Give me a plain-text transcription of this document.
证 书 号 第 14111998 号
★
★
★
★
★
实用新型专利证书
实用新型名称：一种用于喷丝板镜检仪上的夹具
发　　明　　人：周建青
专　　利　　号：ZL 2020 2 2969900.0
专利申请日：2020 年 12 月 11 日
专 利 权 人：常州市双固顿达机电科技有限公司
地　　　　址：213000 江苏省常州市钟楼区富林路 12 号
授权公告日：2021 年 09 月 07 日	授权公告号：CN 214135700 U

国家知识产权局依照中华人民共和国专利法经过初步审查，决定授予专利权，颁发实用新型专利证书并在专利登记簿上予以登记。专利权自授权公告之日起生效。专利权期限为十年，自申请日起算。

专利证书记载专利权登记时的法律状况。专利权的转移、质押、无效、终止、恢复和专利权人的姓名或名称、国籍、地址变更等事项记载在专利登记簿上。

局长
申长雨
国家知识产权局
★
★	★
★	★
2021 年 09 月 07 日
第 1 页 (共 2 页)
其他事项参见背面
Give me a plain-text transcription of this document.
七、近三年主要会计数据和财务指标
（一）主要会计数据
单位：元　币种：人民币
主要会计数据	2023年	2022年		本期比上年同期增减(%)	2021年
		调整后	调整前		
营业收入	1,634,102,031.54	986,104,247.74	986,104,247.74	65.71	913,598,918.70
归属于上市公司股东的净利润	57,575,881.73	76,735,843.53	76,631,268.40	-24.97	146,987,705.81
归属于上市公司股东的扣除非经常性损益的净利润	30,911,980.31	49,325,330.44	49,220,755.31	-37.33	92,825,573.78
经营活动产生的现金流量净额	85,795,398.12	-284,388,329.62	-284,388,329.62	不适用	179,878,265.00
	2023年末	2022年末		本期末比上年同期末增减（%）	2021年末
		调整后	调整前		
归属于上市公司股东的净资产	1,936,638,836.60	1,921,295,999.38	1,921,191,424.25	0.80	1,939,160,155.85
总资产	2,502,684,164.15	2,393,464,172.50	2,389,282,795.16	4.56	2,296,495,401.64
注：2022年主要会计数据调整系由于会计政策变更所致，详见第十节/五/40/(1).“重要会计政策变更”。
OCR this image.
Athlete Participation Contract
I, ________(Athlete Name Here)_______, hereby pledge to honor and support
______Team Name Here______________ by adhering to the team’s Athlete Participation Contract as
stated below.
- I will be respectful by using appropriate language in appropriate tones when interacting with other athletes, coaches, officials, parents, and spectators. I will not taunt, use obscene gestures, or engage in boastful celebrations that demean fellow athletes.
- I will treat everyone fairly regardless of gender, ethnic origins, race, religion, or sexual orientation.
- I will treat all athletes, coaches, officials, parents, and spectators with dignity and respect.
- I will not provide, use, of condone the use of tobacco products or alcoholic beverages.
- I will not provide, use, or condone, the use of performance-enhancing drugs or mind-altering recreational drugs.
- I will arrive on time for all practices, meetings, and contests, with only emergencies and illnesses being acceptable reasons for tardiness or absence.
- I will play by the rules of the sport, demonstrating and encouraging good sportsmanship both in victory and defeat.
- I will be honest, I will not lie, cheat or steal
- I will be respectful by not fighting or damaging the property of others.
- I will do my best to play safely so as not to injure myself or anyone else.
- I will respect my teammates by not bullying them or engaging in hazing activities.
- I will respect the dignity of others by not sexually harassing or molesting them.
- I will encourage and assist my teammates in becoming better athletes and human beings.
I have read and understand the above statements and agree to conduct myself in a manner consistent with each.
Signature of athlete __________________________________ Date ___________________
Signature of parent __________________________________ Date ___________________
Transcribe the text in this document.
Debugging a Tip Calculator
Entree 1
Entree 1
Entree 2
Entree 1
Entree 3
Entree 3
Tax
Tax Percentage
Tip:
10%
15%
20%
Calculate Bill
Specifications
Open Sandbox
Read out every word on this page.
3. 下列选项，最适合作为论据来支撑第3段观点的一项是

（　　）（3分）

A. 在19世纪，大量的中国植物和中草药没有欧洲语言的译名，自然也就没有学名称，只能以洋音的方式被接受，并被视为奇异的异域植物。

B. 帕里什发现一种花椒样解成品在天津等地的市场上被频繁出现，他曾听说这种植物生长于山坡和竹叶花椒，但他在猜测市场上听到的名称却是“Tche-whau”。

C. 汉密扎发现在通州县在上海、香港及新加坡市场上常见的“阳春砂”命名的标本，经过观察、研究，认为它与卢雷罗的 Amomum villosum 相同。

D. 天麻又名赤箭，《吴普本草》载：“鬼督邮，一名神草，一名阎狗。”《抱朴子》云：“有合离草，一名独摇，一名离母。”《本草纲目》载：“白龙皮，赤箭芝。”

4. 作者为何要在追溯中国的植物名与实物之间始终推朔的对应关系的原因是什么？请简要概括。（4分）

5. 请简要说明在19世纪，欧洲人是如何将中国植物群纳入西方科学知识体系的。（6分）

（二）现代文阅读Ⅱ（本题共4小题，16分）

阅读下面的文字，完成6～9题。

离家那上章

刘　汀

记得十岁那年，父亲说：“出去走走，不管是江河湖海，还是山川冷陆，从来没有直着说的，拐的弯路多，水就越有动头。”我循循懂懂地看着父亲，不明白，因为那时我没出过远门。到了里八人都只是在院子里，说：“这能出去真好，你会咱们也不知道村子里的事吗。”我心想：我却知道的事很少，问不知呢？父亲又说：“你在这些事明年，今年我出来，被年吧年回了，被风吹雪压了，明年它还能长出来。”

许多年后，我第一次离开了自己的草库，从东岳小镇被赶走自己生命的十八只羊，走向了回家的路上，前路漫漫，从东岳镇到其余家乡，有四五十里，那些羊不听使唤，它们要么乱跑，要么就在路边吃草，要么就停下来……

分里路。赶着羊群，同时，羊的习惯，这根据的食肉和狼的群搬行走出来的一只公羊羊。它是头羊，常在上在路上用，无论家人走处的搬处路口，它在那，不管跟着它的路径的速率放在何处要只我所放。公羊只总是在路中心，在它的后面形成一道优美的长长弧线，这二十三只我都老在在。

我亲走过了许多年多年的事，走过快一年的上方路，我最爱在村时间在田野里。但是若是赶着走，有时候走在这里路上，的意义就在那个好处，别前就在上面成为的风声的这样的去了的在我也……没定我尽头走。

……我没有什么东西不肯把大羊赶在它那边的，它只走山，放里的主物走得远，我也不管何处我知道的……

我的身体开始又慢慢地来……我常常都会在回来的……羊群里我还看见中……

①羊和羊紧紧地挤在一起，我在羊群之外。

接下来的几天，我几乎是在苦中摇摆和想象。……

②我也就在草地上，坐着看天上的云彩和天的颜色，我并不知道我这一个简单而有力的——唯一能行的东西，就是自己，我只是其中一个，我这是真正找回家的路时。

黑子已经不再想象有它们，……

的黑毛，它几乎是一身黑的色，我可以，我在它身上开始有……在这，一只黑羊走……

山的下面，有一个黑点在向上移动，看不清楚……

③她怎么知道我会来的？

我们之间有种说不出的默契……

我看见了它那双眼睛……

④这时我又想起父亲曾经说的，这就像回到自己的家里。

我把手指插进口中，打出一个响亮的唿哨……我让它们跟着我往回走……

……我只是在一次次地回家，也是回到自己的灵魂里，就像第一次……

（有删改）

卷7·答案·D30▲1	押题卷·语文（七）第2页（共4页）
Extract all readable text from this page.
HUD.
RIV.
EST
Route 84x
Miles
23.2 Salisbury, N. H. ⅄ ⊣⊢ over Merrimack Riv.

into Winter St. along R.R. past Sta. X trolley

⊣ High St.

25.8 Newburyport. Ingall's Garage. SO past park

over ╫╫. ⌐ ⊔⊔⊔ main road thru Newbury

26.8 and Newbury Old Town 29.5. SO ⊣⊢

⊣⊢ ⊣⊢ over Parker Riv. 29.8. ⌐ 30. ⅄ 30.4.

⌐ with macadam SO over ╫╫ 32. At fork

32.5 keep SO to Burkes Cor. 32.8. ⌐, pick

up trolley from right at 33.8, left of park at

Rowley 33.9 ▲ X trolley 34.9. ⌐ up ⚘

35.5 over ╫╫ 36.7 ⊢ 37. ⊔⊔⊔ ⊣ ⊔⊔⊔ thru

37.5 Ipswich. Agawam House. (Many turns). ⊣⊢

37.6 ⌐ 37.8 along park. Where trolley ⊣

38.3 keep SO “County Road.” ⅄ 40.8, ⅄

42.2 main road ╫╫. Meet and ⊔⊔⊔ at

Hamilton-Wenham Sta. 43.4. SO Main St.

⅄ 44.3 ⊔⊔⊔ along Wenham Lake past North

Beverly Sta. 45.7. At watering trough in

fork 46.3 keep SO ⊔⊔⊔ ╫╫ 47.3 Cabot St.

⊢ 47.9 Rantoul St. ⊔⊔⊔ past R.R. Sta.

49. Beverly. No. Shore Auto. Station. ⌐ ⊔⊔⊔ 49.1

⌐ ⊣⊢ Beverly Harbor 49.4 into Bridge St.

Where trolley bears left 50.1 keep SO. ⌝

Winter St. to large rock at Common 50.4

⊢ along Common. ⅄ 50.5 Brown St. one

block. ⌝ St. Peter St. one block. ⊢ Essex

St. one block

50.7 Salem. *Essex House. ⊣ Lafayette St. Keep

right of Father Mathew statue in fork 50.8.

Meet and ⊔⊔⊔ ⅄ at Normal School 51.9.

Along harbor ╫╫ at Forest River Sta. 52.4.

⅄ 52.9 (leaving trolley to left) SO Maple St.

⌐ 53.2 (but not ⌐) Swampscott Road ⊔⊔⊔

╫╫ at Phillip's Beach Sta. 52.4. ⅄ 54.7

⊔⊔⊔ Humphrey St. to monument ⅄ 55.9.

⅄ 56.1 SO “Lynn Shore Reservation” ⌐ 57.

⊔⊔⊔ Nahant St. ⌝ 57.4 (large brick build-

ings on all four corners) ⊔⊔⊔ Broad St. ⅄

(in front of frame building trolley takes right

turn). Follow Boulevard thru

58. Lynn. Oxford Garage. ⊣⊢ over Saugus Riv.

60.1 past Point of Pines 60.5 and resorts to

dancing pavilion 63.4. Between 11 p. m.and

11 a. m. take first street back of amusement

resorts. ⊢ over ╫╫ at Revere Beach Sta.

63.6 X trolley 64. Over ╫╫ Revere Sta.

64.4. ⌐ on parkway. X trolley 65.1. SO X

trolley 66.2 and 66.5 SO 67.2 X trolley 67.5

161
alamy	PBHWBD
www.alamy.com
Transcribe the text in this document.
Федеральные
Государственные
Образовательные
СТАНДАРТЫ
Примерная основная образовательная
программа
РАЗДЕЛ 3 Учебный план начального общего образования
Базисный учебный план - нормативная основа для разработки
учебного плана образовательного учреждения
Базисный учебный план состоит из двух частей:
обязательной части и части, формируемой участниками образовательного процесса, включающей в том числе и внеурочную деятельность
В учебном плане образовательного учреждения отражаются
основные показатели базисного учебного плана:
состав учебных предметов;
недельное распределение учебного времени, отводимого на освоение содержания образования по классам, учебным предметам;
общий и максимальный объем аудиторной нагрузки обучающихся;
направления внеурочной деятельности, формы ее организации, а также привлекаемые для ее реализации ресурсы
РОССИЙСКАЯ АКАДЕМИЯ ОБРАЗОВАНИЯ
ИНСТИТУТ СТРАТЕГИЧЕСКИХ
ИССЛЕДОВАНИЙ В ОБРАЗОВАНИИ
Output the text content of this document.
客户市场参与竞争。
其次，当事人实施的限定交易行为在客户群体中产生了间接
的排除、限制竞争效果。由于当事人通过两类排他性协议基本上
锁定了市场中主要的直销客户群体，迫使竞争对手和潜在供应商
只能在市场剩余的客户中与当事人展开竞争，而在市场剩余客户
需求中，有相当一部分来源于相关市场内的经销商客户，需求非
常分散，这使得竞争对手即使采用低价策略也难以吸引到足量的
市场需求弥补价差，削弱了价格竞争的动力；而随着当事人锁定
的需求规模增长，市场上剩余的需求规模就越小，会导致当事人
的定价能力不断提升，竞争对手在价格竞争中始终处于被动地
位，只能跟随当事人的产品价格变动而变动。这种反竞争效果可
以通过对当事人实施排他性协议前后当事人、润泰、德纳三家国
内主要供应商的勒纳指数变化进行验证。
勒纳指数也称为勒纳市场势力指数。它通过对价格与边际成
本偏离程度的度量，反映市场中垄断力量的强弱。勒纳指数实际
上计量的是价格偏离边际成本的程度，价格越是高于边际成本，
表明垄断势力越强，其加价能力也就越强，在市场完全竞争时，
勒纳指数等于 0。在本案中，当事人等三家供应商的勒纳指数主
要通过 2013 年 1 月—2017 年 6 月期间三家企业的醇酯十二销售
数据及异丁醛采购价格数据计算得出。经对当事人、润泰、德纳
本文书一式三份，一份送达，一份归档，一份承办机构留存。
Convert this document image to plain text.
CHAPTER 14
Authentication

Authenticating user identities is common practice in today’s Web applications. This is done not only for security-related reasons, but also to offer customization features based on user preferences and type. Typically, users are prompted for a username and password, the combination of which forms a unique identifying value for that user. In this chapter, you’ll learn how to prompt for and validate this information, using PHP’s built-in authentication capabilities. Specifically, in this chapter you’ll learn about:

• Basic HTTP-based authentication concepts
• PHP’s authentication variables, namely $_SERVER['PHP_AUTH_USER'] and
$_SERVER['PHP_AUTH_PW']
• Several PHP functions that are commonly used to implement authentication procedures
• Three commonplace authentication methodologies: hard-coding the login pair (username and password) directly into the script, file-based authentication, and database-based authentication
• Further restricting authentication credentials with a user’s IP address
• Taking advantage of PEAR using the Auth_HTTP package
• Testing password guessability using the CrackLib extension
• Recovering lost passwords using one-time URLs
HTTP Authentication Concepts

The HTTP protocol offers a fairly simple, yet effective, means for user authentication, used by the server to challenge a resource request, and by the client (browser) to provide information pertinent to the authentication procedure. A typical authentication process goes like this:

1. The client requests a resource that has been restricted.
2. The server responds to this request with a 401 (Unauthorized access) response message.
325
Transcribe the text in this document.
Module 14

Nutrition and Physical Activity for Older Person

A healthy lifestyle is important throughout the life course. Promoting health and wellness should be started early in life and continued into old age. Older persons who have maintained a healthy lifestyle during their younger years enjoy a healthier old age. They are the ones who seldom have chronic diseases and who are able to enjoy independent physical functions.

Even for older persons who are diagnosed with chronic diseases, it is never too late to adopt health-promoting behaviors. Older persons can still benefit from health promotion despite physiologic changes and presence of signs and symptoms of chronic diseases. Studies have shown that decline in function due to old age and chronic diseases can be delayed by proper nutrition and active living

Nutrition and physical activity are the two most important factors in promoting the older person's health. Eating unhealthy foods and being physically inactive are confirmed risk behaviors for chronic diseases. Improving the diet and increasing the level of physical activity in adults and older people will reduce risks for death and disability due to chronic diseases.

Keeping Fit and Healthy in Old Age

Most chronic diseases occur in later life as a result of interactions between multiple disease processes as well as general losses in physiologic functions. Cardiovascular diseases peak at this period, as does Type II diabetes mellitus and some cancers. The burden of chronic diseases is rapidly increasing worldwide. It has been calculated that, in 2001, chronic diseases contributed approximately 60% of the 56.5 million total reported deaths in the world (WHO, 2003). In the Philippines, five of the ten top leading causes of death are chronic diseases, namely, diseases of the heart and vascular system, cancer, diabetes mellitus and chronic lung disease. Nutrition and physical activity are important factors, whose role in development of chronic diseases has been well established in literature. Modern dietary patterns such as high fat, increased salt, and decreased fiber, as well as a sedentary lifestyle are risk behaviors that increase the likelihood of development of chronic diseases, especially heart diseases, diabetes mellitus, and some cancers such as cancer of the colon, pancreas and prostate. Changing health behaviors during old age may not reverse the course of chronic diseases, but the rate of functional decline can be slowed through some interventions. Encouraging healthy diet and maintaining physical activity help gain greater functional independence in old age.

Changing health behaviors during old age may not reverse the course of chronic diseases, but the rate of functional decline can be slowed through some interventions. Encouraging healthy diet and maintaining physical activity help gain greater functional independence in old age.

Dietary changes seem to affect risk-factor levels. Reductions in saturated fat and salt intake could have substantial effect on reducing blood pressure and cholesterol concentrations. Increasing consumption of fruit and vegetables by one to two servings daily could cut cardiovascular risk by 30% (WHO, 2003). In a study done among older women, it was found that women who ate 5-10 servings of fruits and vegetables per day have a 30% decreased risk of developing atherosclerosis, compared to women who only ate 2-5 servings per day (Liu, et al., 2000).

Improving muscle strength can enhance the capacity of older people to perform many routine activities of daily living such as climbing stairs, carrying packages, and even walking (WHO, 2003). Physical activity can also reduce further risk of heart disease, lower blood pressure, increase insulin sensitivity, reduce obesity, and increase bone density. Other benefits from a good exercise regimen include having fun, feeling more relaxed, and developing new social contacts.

★ ★ ★ ★ ★

Look through the material and copy each line that has "them".

> **WRITTEN REPLY**:
- I will respect my teammates by not bullying them or engaging in hazing activities.
- I will respect the dignity of others by not sexually harassing or molesting them.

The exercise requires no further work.